Source material |
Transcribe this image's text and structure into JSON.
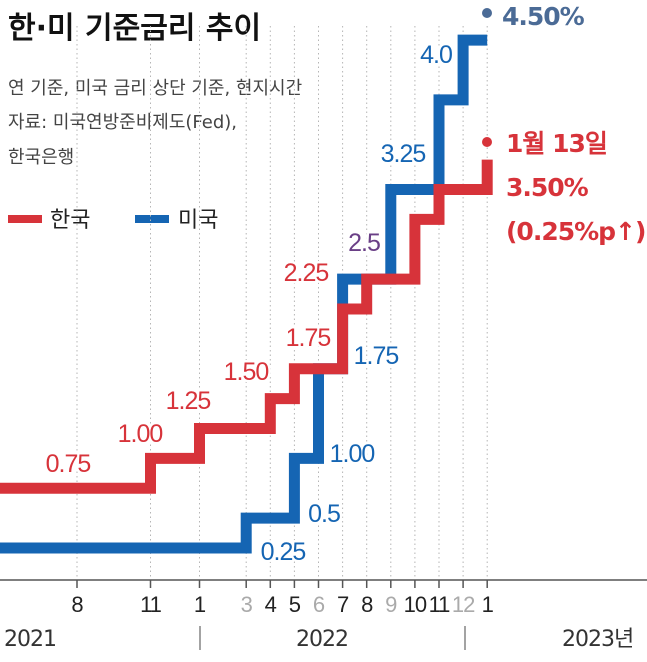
{
  "title": "한·미 기준금리 추이",
  "notes": [
    "연 기준, 미국 금리 상단 기준, 현지시간",
    "자료: 미국연방준비제도(Fed),",
    "한국은행"
  ],
  "colors": {
    "korea": "#d7333a",
    "us": "#1565b3",
    "us_final": "#4b6b96",
    "purple": "#6a3f86",
    "grey_tick": "#aaaaaa"
  },
  "legend": [
    {
      "name": "한국",
      "color": "#d7333a"
    },
    {
      "name": "미국",
      "color": "#1565b3"
    }
  ],
  "chart_data": {
    "type": "line",
    "step": true,
    "x_ticks": [
      "8",
      "11",
      "1",
      "3",
      "4",
      "5",
      "6",
      "7",
      "8",
      "9",
      "10",
      "11",
      "12",
      "1"
    ],
    "x_tick_grey": [
      false,
      false,
      false,
      true,
      false,
      false,
      true,
      false,
      false,
      true,
      false,
      false,
      true,
      false
    ],
    "year_labels": [
      "2021",
      "2022",
      "2023년"
    ],
    "series": [
      {
        "name": "한국",
        "color": "#d7333a",
        "points": [
          {
            "t": "2021-08",
            "value": 0.75,
            "label": "0.75"
          },
          {
            "t": "2021-11",
            "value": 1.0,
            "label": "1.00"
          },
          {
            "t": "2022-01",
            "value": 1.25,
            "label": "1.25"
          },
          {
            "t": "2022-04",
            "value": 1.5,
            "label": "1.50"
          },
          {
            "t": "2022-05",
            "value": 1.75,
            "label": "1.75"
          },
          {
            "t": "2022-07",
            "value": 2.25,
            "label": "2.25"
          },
          {
            "t": "2022-08",
            "value": 2.5,
            "label": ""
          },
          {
            "t": "2022-10",
            "value": 3.0,
            "label": ""
          },
          {
            "t": "2022-11",
            "value": 3.25,
            "label": ""
          },
          {
            "t": "2023-01",
            "value": 3.5,
            "label": ""
          }
        ]
      },
      {
        "name": "미국",
        "color": "#1565b3",
        "points": [
          {
            "t": "2021-08",
            "value": 0.25,
            "label": ""
          },
          {
            "t": "2022-03",
            "value": 0.5,
            "label": "0.25"
          },
          {
            "t": "2022-05",
            "value": 1.0,
            "label": "0.5"
          },
          {
            "t": "2022-06",
            "value": 1.75,
            "label": "1.00"
          },
          {
            "t": "2022-07",
            "value": 2.5,
            "label": "1.75"
          },
          {
            "t": "2022-09",
            "value": 3.25,
            "label": "2.5"
          },
          {
            "t": "2022-11",
            "value": 4.0,
            "label": "3.25"
          },
          {
            "t": "2022-12",
            "value": 4.5,
            "label": "4.0"
          }
        ]
      }
    ],
    "final_us_label": "4.50%",
    "final_korea_labels": [
      "1월 13일",
      "3.50%",
      "(0.25%p↑)"
    ]
  }
}
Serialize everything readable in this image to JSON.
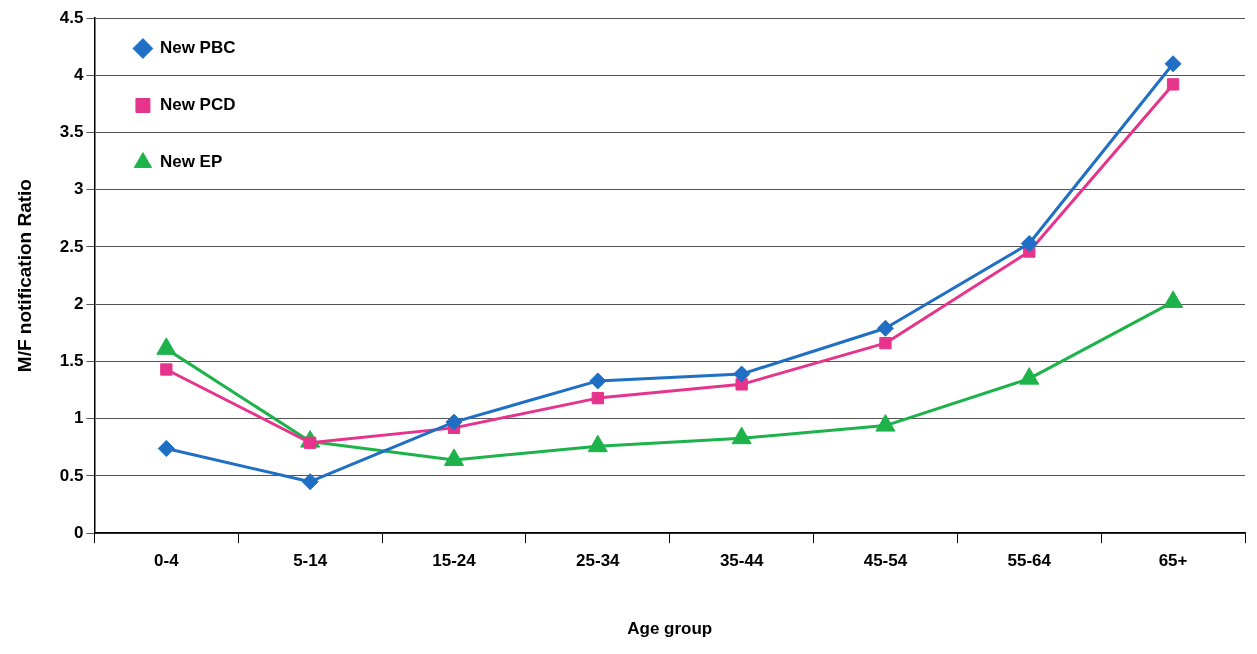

The task | Report how many lines in the records above contain the word "this", giving only the number.

Exercise result | 2